**Work to complete**
The records below need retyping in full; give them again exactly.

(Stored data)
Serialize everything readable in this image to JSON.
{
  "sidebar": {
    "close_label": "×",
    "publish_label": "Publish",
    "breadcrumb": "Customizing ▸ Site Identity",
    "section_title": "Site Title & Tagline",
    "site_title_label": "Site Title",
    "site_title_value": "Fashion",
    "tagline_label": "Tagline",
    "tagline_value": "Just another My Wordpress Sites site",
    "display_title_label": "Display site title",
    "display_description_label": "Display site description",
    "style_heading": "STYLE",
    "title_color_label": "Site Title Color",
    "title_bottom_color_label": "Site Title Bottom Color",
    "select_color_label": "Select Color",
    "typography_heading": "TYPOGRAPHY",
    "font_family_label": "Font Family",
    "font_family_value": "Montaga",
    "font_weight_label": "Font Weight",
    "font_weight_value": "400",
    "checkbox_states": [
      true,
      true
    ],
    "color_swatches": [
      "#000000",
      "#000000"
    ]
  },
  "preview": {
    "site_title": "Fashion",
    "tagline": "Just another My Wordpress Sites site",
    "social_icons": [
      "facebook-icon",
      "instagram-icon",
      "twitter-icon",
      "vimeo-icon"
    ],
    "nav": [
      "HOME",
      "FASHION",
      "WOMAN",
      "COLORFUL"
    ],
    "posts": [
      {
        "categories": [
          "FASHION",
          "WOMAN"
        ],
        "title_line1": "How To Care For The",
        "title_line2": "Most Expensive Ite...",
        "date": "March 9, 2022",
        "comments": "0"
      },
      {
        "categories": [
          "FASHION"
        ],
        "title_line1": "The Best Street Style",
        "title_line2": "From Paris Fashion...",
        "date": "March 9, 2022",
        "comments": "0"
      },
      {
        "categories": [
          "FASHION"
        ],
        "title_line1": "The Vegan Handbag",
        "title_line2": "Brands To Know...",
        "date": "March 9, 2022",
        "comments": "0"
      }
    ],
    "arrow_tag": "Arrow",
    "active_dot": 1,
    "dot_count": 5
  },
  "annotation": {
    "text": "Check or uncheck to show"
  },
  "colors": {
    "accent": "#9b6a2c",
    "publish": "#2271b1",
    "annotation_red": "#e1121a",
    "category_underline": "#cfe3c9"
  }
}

**Reply to the exercise**
Serialize everything readable in this image to JSON.
{
  "sidebar": {
    "close_label": "×",
    "publish_label": "Publish",
    "breadcrumb": "Customizing ▸ Site Identity",
    "section_title": "Site Title & Tagline",
    "site_title_label": "Site Title",
    "site_title_value": "Fashion",
    "tagline_label": "Tagline",
    "tagline_value": "Just another My Wordpress Sites site",
    "display_title_label": "Display site title",
    "display_description_label": "Display site description",
    "style_heading": "STYLE",
    "title_color_label": "Site Title Color",
    "title_bottom_color_label": "Site Title Bottom Color",
    "select_color_label": "Select Color",
    "typography_heading": "TYPOGRAPHY",
    "font_family_label": "Font Family",
    "font_family_value": "Montaga",
    "font_weight_label": "Font Weight",
    "font_weight_value": "400",
    "checkbox_states": [
      true,
      true
    ],
    "color_swatches": [
      "#000000",
      "#000000"
    ]
  },
  "preview": {
    "site_title": "Fashion",
    "tagline": "Just another My Wordpress Sites site",
    "social_icons": [
      "facebook-icon",
      "instagram-icon",
      "twitter-icon",
      "vimeo-icon"
    ],
    "nav": [
      "HOME",
      "FASHION",
      "WOMAN",
      "COLORFUL"
    ],
    "posts": [
      {
        "categories": [
          "FASHION",
          "WOMAN"
        ],
        "title_line1": "How To Care For The",
        "title_line2": "Most Expensive Ite...",
        "date": "March 9, 2022",
        "comments": "0"
      },
      {
        "categories": [
          "FASHION"
        ],
        "title_line1": "The Best Street Style",
        "title_line2": "From Paris Fashion...",
        "date": "March 9, 2022",
        "comments": "0"
      },
      {
        "categories": [
          "FASHION"
        ],
        "title_line1": "The Vegan Handbag",
        "title_line2": "Brands To Know...",
        "date": "March 9, 2022",
        "comments": "0"
      }
    ],
    "arrow_tag": "Arrow",
    "active_dot": 1,
    "dot_count": 5
  },
  "annotation": {
    "text": "Check or uncheck to show"
  },
  "colors": {
    "accent": "#9b6a2c",
    "publish": "#2271b1",
    "annotation_red": "#e1121a",
    "category_underline": "#cfe3c9"
  }
}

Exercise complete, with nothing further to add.